WRITTEN INSTRUCTION ▸ Repeat every record below exactly as written.

THE DATA ▸
----
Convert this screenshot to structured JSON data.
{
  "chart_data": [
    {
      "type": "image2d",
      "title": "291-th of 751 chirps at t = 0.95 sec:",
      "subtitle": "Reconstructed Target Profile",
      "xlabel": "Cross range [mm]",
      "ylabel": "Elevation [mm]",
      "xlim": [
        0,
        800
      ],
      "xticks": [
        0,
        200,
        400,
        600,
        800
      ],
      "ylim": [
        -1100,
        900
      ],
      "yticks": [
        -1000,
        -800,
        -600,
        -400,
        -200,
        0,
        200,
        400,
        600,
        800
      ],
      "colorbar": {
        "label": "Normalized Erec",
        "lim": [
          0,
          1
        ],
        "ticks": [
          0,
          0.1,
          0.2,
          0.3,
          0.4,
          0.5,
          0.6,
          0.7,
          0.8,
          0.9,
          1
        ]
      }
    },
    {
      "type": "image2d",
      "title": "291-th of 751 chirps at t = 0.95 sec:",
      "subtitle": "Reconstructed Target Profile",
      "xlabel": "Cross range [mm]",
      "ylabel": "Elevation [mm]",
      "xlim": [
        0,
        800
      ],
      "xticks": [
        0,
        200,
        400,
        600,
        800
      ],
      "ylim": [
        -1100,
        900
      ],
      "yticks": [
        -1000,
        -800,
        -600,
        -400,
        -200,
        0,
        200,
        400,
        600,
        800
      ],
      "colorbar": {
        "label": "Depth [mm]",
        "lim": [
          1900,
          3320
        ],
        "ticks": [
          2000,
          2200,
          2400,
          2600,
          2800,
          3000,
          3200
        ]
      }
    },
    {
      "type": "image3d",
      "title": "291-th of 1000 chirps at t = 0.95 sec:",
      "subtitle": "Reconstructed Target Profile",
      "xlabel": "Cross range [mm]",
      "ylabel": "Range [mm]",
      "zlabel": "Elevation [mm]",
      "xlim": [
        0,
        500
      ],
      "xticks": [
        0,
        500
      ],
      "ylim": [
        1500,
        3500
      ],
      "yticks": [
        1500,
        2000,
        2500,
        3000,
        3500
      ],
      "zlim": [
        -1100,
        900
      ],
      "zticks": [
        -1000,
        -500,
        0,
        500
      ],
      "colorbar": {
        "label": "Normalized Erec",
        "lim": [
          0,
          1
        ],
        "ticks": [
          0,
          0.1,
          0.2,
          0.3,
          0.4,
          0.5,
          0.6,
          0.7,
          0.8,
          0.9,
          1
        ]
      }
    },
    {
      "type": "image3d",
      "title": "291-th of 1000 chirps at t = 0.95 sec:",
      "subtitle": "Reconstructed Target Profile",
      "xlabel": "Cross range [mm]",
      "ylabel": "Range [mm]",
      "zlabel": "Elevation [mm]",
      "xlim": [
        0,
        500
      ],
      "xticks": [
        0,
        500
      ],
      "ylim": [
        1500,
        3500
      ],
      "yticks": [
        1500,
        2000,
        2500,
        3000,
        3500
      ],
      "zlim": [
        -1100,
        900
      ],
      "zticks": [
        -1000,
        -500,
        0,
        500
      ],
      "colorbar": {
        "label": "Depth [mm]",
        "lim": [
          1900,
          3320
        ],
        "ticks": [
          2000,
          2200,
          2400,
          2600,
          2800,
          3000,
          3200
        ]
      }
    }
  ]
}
----
EXERCISE RESULT ▸
Convert this screenshot to structured JSON data.
{
  "chart_data": [
    {
      "type": "image2d",
      "title": "291-th of 751 chirps at t = 0.95 sec:",
      "subtitle": "Reconstructed Target Profile",
      "xlabel": "Cross range [mm]",
      "ylabel": "Elevation [mm]",
      "xlim": [
        0,
        800
      ],
      "xticks": [
        0,
        200,
        400,
        600,
        800
      ],
      "ylim": [
        -1100,
        900
      ],
      "yticks": [
        -1000,
        -800,
        -600,
        -400,
        -200,
        0,
        200,
        400,
        600,
        800
      ],
      "colorbar": {
        "label": "Normalized Erec",
        "lim": [
          0,
          1
        ],
        "ticks": [
          0,
          0.1,
          0.2,
          0.3,
          0.4,
          0.5,
          0.6,
          0.7,
          0.8,
          0.9,
          1
        ]
      }
    },
    {
      "type": "image2d",
      "title": "291-th of 751 chirps at t = 0.95 sec:",
      "subtitle": "Reconstructed Target Profile",
      "xlabel": "Cross range [mm]",
      "ylabel": "Elevation [mm]",
      "xlim": [
        0,
        800
      ],
      "xticks": [
        0,
        200,
        400,
        600,
        800
      ],
      "ylim": [
        -1100,
        900
      ],
      "yticks": [
        -1000,
        -800,
        -600,
        -400,
        -200,
        0,
        200,
        400,
        600,
        800
      ],
      "colorbar": {
        "label": "Depth [mm]",
        "lim": [
          1900,
          3320
        ],
        "ticks": [
          2000,
          2200,
          2400,
          2600,
          2800,
          3000,
          3200
        ]
      }
    },
    {
      "type": "image3d",
      "title": "291-th of 1000 chirps at t = 0.95 sec:",
      "subtitle": "Reconstructed Target Profile",
      "xlabel": "Cross range [mm]",
      "ylabel": "Range [mm]",
      "zlabel": "Elevation [mm]",
      "xlim": [
        0,
        500
      ],
      "xticks": [
        0,
        500
      ],
      "ylim": [
        1500,
        3500
      ],
      "yticks": [
        1500,
        2000,
        2500,
        3000,
        3500
      ],
      "zlim": [
        -1100,
        900
      ],
      "zticks": [
        -1000,
        -500,
        0,
        500
      ],
      "colorbar": {
        "label": "Normalized Erec",
        "lim": [
          0,
          1
        ],
        "ticks": [
          0,
          0.1,
          0.2,
          0.3,
          0.4,
          0.5,
          0.6,
          0.7,
          0.8,
          0.9,
          1
        ]
      }
    },
    {
      "type": "image3d",
      "title": "291-th of 1000 chirps at t = 0.95 sec:",
      "subtitle": "Reconstructed Target Profile",
      "xlabel": "Cross range [mm]",
      "ylabel": "Range [mm]",
      "zlabel": "Elevation [mm]",
      "xlim": [
        0,
        500
      ],
      "xticks": [
        0,
        500
      ],
      "ylim": [
        1500,
        3500
      ],
      "yticks": [
        1500,
        2000,
        2500,
        3000,
        3500
      ],
      "zlim": [
        -1100,
        900
      ],
      "zticks": [
        -1000,
        -500,
        0,
        500
      ],
      "colorbar": {
        "label": "Depth [mm]",
        "lim": [
          1900,
          3320
        ],
        "ticks": [
          2000,
          2200,
          2400,
          2600,
          2800,
          3000,
          3200
        ]
      }
    }
  ]
}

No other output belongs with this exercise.